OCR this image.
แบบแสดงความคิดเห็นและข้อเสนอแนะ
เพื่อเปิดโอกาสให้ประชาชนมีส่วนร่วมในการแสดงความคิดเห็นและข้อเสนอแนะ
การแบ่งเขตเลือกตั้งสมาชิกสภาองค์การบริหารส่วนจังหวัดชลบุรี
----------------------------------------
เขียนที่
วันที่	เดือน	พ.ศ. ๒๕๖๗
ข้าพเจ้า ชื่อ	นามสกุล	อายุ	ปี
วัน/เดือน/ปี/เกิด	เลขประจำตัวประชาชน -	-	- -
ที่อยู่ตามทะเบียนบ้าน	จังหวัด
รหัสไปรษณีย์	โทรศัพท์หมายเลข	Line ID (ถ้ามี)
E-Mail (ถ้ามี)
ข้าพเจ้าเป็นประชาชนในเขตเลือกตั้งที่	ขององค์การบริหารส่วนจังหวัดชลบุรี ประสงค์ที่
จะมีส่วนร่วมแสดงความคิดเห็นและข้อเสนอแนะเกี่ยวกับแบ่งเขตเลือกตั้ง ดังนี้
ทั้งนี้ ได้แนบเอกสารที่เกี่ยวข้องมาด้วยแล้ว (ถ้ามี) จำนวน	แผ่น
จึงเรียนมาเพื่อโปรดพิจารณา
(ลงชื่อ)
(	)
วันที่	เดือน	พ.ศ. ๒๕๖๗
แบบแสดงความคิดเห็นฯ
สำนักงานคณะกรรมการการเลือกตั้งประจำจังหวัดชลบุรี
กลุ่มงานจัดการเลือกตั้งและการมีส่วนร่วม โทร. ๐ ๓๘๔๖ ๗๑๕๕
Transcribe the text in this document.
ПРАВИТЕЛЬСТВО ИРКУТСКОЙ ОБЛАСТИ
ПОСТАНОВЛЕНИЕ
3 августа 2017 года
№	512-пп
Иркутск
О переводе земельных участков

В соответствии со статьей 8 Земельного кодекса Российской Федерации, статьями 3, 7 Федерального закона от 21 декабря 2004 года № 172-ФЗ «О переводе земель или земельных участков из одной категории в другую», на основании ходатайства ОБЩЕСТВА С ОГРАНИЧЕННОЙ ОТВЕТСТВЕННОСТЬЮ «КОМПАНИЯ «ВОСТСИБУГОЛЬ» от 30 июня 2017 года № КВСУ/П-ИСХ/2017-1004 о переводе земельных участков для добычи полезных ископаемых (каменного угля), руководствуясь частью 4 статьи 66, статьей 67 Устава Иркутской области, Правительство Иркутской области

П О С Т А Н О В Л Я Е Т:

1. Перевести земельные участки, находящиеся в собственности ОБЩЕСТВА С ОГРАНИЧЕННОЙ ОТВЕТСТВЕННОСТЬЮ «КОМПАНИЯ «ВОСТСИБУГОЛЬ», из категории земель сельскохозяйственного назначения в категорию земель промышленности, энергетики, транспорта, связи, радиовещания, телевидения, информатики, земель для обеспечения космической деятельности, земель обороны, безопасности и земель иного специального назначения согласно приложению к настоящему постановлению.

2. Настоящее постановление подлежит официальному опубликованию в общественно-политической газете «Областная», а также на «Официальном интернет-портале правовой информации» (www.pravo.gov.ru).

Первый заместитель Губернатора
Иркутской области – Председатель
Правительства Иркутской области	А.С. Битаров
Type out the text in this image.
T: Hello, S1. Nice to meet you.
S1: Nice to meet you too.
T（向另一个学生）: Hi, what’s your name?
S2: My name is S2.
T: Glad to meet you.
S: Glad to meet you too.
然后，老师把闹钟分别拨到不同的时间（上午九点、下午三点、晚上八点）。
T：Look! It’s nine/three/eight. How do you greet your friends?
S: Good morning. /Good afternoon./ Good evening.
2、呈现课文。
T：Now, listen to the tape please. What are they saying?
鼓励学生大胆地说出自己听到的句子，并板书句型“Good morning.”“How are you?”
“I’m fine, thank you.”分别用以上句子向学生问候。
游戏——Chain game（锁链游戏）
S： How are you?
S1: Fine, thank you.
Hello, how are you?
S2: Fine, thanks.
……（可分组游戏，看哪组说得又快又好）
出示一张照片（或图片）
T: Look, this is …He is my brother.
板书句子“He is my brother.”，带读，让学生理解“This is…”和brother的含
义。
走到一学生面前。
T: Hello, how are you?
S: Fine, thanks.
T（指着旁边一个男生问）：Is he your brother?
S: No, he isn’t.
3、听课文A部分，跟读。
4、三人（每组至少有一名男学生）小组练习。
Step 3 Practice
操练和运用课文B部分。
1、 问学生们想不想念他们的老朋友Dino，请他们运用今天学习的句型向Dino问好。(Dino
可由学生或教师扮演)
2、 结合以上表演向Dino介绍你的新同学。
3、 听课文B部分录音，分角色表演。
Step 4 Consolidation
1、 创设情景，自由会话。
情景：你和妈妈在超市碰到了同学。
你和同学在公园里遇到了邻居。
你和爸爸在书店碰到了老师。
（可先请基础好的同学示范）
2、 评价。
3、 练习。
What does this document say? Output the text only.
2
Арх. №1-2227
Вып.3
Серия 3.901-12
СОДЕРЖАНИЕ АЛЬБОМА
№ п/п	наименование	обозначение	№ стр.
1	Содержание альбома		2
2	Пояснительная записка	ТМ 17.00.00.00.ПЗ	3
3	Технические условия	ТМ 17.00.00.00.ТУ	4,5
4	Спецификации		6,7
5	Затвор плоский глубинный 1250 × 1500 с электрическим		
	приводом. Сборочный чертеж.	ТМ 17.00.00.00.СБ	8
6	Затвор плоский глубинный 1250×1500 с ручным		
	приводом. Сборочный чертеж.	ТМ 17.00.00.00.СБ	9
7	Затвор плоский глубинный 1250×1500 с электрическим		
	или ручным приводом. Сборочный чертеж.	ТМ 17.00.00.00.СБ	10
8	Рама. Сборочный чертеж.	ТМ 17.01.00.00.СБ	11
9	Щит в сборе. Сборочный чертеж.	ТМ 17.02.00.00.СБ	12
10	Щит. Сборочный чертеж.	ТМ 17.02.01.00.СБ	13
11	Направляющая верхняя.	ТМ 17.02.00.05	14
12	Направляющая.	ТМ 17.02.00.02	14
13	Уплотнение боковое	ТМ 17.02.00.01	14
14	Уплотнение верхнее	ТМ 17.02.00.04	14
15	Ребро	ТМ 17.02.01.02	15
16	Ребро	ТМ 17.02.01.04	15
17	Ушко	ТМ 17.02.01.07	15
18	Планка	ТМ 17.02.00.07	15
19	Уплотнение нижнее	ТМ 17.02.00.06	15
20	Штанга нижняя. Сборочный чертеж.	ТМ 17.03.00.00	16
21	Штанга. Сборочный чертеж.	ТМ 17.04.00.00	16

• STATED EXERCISE:
Write the material out again word for word.

• RESPONSE FOR THIS EXERCISE:
OCR this image.
แบบแสดงความคิดเห็นและข้อเสนอแนะ
เพื่อเปิดโอกาสให้ประชาชนมีส่วนร่วมในการแสดงความคิดเห็นและข้อเสนอแนะ
การแบ่งเขตเลือกตั้งสมาชิกสภาองค์การบริหารส่วนจังหวัดชลบุรี
----------------------------------------
เขียนที่
วันที่	เดือน	พ.ศ. ๒๕๖๗
ข้าพเจ้า ชื่อ	นามสกุล	อายุ	ปี
วัน/เดือน/ปี/เกิด	เลขประจำตัวประชาชน -	-	- -
ที่อยู่ตามทะเบียนบ้าน	จังหวัด
รหัสไปรษณีย์	โทรศัพท์หมายเลข	Line ID (ถ้ามี)
E-Mail (ถ้ามี)
ข้าพเจ้าเป็นประชาชนในเขตเลือกตั้งที่	ขององค์การบริหารส่วนจังหวัดชลบุรี ประสงค์ที่
จะมีส่วนร่วมแสดงความคิดเห็นและข้อเสนอแนะเกี่ยวกับแบ่งเขตเลือกตั้ง ดังนี้
ทั้งนี้ ได้แนบเอกสารที่เกี่ยวข้องมาด้วยแล้ว (ถ้ามี) จำนวน	แผ่น
จึงเรียนมาเพื่อโปรดพิจารณา
(ลงชื่อ)
(	)
วันที่	เดือน	พ.ศ. ๒๕๖๗
แบบแสดงความคิดเห็นฯ
สำนักงานคณะกรรมการการเลือกตั้งประจำจังหวัดชลบุรี
กลุ่มงานจัดการเลือกตั้งและการมีส่วนร่วม โทร. ๐ ๓๘๔๖ ๗๑๕๕
Transcribe the text in this document.
ПРАВИТЕЛЬСТВО ИРКУТСКОЙ ОБЛАСТИ
ПОСТАНОВЛЕНИЕ
3 августа 2017 года
№	512-пп
Иркутск
О переводе земельных участков

В соответствии со статьей 8 Земельного кодекса Российской Федерации, статьями 3, 7 Федерального закона от 21 декабря 2004 года № 172-ФЗ «О переводе земель или земельных участков из одной категории в другую», на основании ходатайства ОБЩЕСТВА С ОГРАНИЧЕННОЙ ОТВЕТСТВЕННОСТЬЮ «КОМПАНИЯ «ВОСТСИБУГОЛЬ» от 30 июня 2017 года № КВСУ/П-ИСХ/2017-1004 о переводе земельных участков для добычи полезных ископаемых (каменного угля), руководствуясь частью 4 статьи 66, статьей 67 Устава Иркутской области, Правительство Иркутской области

П О С Т А Н О В Л Я Е Т:

1. Перевести земельные участки, находящиеся в собственности ОБЩЕСТВА С ОГРАНИЧЕННОЙ ОТВЕТСТВЕННОСТЬЮ «КОМПАНИЯ «ВОСТСИБУГОЛЬ», из категории земель сельскохозяйственного назначения в категорию земель промышленности, энергетики, транспорта, связи, радиовещания, телевидения, информатики, земель для обеспечения космической деятельности, земель обороны, безопасности и земель иного специального назначения согласно приложению к настоящему постановлению.

2. Настоящее постановление подлежит официальному опубликованию в общественно-политической газете «Областная», а также на «Официальном интернет-портале правовой информации» (www.pravo.gov.ru).

Первый заместитель Губернатора
Иркутской области – Председатель
Правительства Иркутской области	А.С. Битаров
Type out the text in this image.
T: Hello, S1. Nice to meet you.
S1: Nice to meet you too.
T（向另一个学生）: Hi, what’s your name?
S2: My name is S2.
T: Glad to meet you.
S: Glad to meet you too.
然后，老师把闹钟分别拨到不同的时间（上午九点、下午三点、晚上八点）。
T：Look! It’s nine/three/eight. How do you greet your friends?
S: Good morning. /Good afternoon./ Good evening.
2、呈现课文。
T：Now, listen to the tape please. What are they saying?
鼓励学生大胆地说出自己听到的句子，并板书句型“Good morning.”“How are you?”
“I’m fine, thank you.”分别用以上句子向学生问候。
游戏——Chain game（锁链游戏）
S： How are you?
S1: Fine, thank you.
Hello, how are you?
S2: Fine, thanks.
……（可分组游戏，看哪组说得又快又好）
出示一张照片（或图片）
T: Look, this is …He is my brother.
板书句子“He is my brother.”，带读，让学生理解“This is…”和brother的含
义。
走到一学生面前。
T: Hello, how are you?
S: Fine, thanks.
T（指着旁边一个男生问）：Is he your brother?
S: No, he isn’t.
3、听课文A部分，跟读。
4、三人（每组至少有一名男学生）小组练习。
Step 3 Practice
操练和运用课文B部分。
1、 问学生们想不想念他们的老朋友Dino，请他们运用今天学习的句型向Dino问好。(Dino
可由学生或教师扮演)
2、 结合以上表演向Dino介绍你的新同学。
3、 听课文B部分录音，分角色表演。
Step 4 Consolidation
1、 创设情景，自由会话。
情景：你和妈妈在超市碰到了同学。
你和同学在公园里遇到了邻居。
你和爸爸在书店碰到了老师。
（可先请基础好的同学示范）
2、 评价。
3、 练习。
What does this document say? Output the text only.
2
Арх. №1-2227
Вып.3
Серия 3.901-12
СОДЕРЖАНИЕ АЛЬБОМА
№ п/п	наименование	обозначение	№ стр.
1	Содержание альбома		2
2	Пояснительная записка	ТМ 17.00.00.00.ПЗ	3
3	Технические условия	ТМ 17.00.00.00.ТУ	4,5
4	Спецификации		6,7
5	Затвор плоский глубинный 1250 × 1500 с электрическим		
	приводом. Сборочный чертеж.	ТМ 17.00.00.00.СБ	8
6	Затвор плоский глубинный 1250×1500 с ручным		
	приводом. Сборочный чертеж.	ТМ 17.00.00.00.СБ	9
7	Затвор плоский глубинный 1250×1500 с электрическим		
	или ручным приводом. Сборочный чертеж.	ТМ 17.00.00.00.СБ	10
8	Рама. Сборочный чертеж.	ТМ 17.01.00.00.СБ	11
9	Щит в сборе. Сборочный чертеж.	ТМ 17.02.00.00.СБ	12
10	Щит. Сборочный чертеж.	ТМ 17.02.01.00.СБ	13
11	Направляющая верхняя.	ТМ 17.02.00.05	14
12	Направляющая.	ТМ 17.02.00.02	14
13	Уплотнение боковое	ТМ 17.02.00.01	14
14	Уплотнение верхнее	ТМ 17.02.00.04	14
15	Ребро	ТМ 17.02.01.02	15
16	Ребро	ТМ 17.02.01.04	15
17	Ушко	ТМ 17.02.01.07	15
18	Планка	ТМ 17.02.00.07	15
19	Уплотнение нижнее	ТМ 17.02.00.06	15
20	Штанга нижняя. Сборочный чертеж.	ТМ 17.03.00.00	16
21	Штанга. Сборочный чертеж.	ТМ 17.04.00.00	16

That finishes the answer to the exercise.